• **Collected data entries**

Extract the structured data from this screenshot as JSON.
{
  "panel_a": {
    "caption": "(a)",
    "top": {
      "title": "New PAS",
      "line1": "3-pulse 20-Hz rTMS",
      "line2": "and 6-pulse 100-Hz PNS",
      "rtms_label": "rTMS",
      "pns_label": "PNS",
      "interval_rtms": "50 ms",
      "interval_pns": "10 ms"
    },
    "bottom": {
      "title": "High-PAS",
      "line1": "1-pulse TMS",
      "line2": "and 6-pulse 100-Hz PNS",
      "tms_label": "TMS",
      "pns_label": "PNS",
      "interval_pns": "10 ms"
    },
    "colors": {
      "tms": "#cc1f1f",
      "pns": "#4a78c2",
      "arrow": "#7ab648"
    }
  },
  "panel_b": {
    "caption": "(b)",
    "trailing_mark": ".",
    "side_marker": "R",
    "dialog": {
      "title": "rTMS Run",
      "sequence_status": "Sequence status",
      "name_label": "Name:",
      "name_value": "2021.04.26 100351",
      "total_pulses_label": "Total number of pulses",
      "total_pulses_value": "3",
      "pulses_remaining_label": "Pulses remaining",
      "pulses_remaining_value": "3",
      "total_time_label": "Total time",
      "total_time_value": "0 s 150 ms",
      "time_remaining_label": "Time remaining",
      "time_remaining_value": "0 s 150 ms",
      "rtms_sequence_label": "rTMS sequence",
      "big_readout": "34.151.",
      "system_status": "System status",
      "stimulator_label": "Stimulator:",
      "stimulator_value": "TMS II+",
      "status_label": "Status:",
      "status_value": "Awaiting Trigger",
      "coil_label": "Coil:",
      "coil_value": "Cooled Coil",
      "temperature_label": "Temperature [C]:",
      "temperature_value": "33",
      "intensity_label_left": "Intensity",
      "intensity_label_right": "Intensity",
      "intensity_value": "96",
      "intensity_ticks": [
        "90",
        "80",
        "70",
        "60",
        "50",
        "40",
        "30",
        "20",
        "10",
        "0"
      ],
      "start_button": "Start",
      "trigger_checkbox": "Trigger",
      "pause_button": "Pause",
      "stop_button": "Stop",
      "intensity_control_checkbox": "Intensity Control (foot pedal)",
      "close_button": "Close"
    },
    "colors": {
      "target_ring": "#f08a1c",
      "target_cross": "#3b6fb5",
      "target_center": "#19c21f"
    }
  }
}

• **What the exercise asks**
Every entry should be output exactly as written, please.

• **Result**
Extract the structured data from this screenshot as JSON.
{
  "panel_a": {
    "caption": "(a)",
    "top": {
      "title": "New PAS",
      "line1": "3-pulse 20-Hz rTMS",
      "line2": "and 6-pulse 100-Hz PNS",
      "rtms_label": "rTMS",
      "pns_label": "PNS",
      "interval_rtms": "50 ms",
      "interval_pns": "10 ms"
    },
    "bottom": {
      "title": "High-PAS",
      "line1": "1-pulse TMS",
      "line2": "and 6-pulse 100-Hz PNS",
      "tms_label": "TMS",
      "pns_label": "PNS",
      "interval_pns": "10 ms"
    },
    "colors": {
      "tms": "#cc1f1f",
      "pns": "#4a78c2",
      "arrow": "#7ab648"
    }
  },
  "panel_b": {
    "caption": "(b)",
    "trailing_mark": ".",
    "side_marker": "R",
    "dialog": {
      "title": "rTMS Run",
      "sequence_status": "Sequence status",
      "name_label": "Name:",
      "name_value": "2021.04.26 100351",
      "total_pulses_label": "Total number of pulses",
      "total_pulses_value": "3",
      "pulses_remaining_label": "Pulses remaining",
      "pulses_remaining_value": "3",
      "total_time_label": "Total time",
      "total_time_value": "0 s 150 ms",
      "time_remaining_label": "Time remaining",
      "time_remaining_value": "0 s 150 ms",
      "rtms_sequence_label": "rTMS sequence",
      "big_readout": "34.151.",
      "system_status": "System status",
      "stimulator_label": "Stimulator:",
      "stimulator_value": "TMS II+",
      "status_label": "Status:",
      "status_value": "Awaiting Trigger",
      "coil_label": "Coil:",
      "coil_value": "Cooled Coil",
      "temperature_label": "Temperature [C]:",
      "temperature_value": "33",
      "intensity_label_left": "Intensity",
      "intensity_label_right": "Intensity",
      "intensity_value": "96",
      "intensity_ticks": [
        "90",
        "80",
        "70",
        "60",
        "50",
        "40",
        "30",
        "20",
        "10",
        "0"
      ],
      "start_button": "Start",
      "trigger_checkbox": "Trigger",
      "pause_button": "Pause",
      "stop_button": "Stop",
      "intensity_control_checkbox": "Intensity Control (foot pedal)",
      "close_button": "Close"
    },
    "colors": {
      "target_ring": "#f08a1c",
      "target_cross": "#3b6fb5",
      "target_center": "#19c21f"
    }
  }
}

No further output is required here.